EXERCISE MATERIAL —
-=-=-=-=-
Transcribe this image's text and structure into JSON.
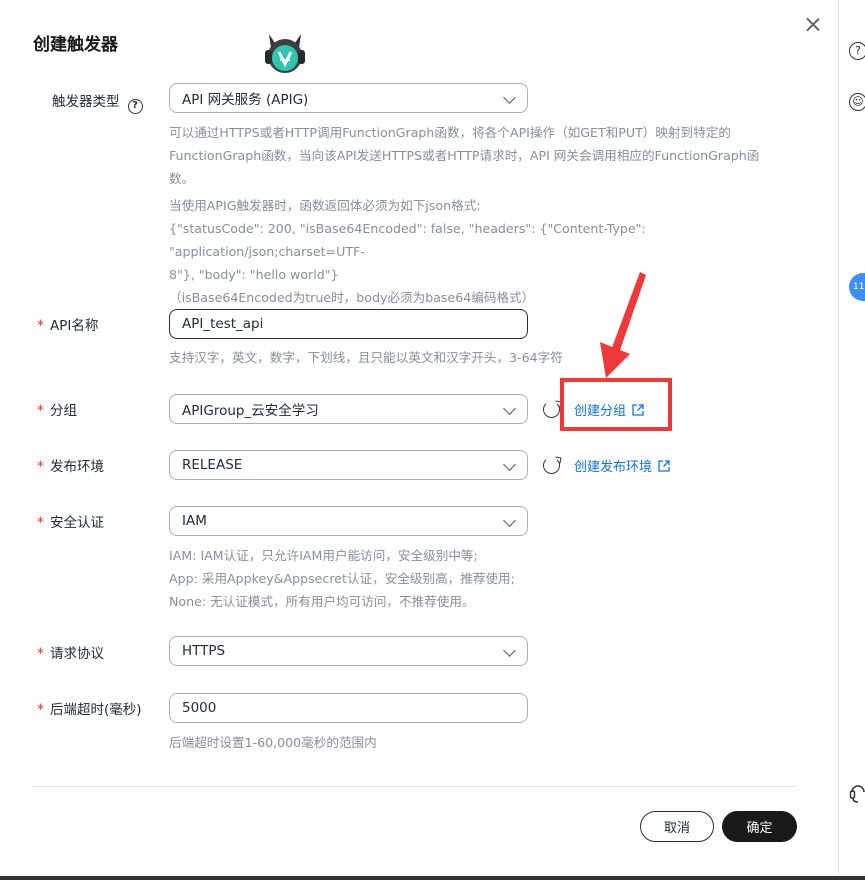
{
  "dialog": {
    "title": "创建触发器",
    "close_label": "×"
  },
  "form": {
    "trigger_type": {
      "label": "触发器类型",
      "help_icon": "?",
      "value": "API 网关服务 (APIG)",
      "desc_lines": [
        "可以通过HTTPS或者HTTP调用FunctionGraph函数，将各个API操作（如GET和PUT）映射到特定的",
        "FunctionGraph函数，当向该API发送HTTPS或者HTTP请求时，API 网关会调用相应的FunctionGraph函",
        "数。"
      ],
      "json_lines": [
        "当使用APIG触发器时，函数返回体必须为如下json格式:",
        "{\"statusCode\": 200, \"isBase64Encoded\": false, \"headers\": {\"Content-Type\": \"application/json;charset=UTF-",
        "8\"}, \"body\": \"hello world\"}",
        "（isBase64Encoded为true时，body必须为base64编码格式）"
      ]
    },
    "api_name": {
      "label": "API名称",
      "value": "API_test_api",
      "help": "支持汉字，英文，数字，下划线，且只能以英文和汉字开头，3-64字符"
    },
    "group": {
      "label": "分组",
      "value": "APIGroup_云安全学习",
      "link": "创建分组"
    },
    "env": {
      "label": "发布环境",
      "value": "RELEASE",
      "link": "创建发布环境"
    },
    "auth": {
      "label": "安全认证",
      "value": "IAM",
      "help_lines": [
        "IAM:  IAM认证，只允许IAM用户能访问，安全级别中等;",
        "App:  采用Appkey&Appsecret认证，安全级别高，推荐使用;",
        "None:  无认证模式，所有用户均可访问，不推荐使用。"
      ]
    },
    "protocol": {
      "label": "请求协议",
      "value": "HTTPS"
    },
    "timeout": {
      "label": "后端超时(毫秒)",
      "value": "5000",
      "help": "后端超时设置1-60,000毫秒的范围内"
    },
    "required_mark": "*"
  },
  "footer": {
    "cancel": "取消",
    "confirm": "确定"
  },
  "rail": {
    "help_icon": "?",
    "face_icon": "☺",
    "badge": "11"
  },
  "colors": {
    "link": "#0d74e3",
    "required": "#e03232",
    "highlight": "#f03838",
    "primary_button": "#191919"
  }
}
-=-=-=-=-
TASK INSTRUCTIONS — Gather each line in the data that holds the string "value".

CORRECT RESULT —
      "value": "API 网关服务 (APIG)",
      "value": "API_test_api",
      "value": "APIGroup_云安全学习",
      "value": "RELEASE",
      "value": "IAM",
      "value": "HTTPS"
      "value": "5000",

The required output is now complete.